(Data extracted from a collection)
((
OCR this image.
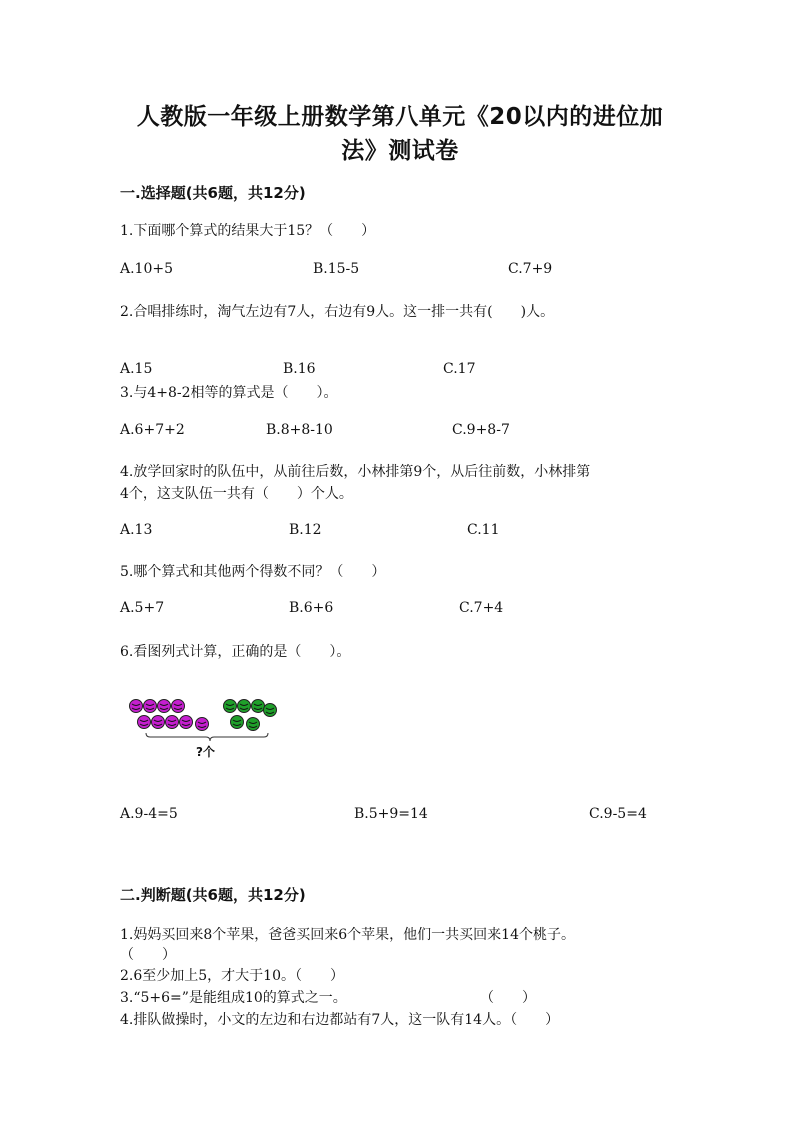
人教版一年级上册数学第八单元《20以内的进位加
法》测试卷
一.选择题(共6题，共12分)
1.下面哪个算式的结果大于15？（　　）
A.10+5	B.15-5	C.7+9
2.合唱排练时，淘气左边有7人，右边有9人。这一排一共有(　　)人。
A.15	B.16	C.17
3.与4+8-2相等的算式是（　　）。
A.6+7+2	B.8+8-10	C.9+8-7
4.放学回家时的队伍中，从前往后数，小林排第9个，从后往前数，小林排第
4个，这支队伍一共有（　　）个人。
A.13	B.12	C.11
5.哪个算式和其他两个得数不同？（　　）
A.5+7	B.6+6	C.7+4
6.看图列式计算，正确的是（　　）。
?个
A.9-4=5	B.5+9=14	C.9-5=4
二.判断题(共6题，共12分)
1.妈妈买回来8个苹果，爸爸买回来6个苹果，他们一共买回来14个桃子。
（　　）
2.6至少加上5，才大于10。（　　）
3.“5+6=”是能组成10的算式之一。	（　　）
4.排队做操时，小文的左边和右边都站有7人，这一队有14人。（　　）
))
STATED PROBLEM: All the lines above are to be given again exactly as they read, with the pictures removed.

ANSWER BELOW:
OCR this image.
人教版一年级上册数学第八单元《20以内的进位加
法》测试卷
一.选择题(共6题，共12分)
1.下面哪个算式的结果大于15？（　　）
A.10+5	B.15-5	C.7+9
2.合唱排练时，淘气左边有7人，右边有9人。这一排一共有(　　)人。
A.15	B.16	C.17
3.与4+8-2相等的算式是（　　）。
A.6+7+2	B.8+8-10	C.9+8-7
4.放学回家时的队伍中，从前往后数，小林排第9个，从后往前数，小林排第
4个，这支队伍一共有（　　）个人。
A.13	B.12	C.11
5.哪个算式和其他两个得数不同？（　　）
A.5+7	B.6+6	C.7+4
6.看图列式计算，正确的是（　　）。
?个
A.9-4=5	B.5+9=14	C.9-5=4
二.判断题(共6题，共12分)
1.妈妈买回来8个苹果，爸爸买回来6个苹果，他们一共买回来14个桃子。
（　　）
2.6至少加上5，才大于10。（　　）
3.“5+6=”是能组成10的算式之一。	（　　）
4.排队做操时，小文的左边和右边都站有7人，这一队有14人。（　　）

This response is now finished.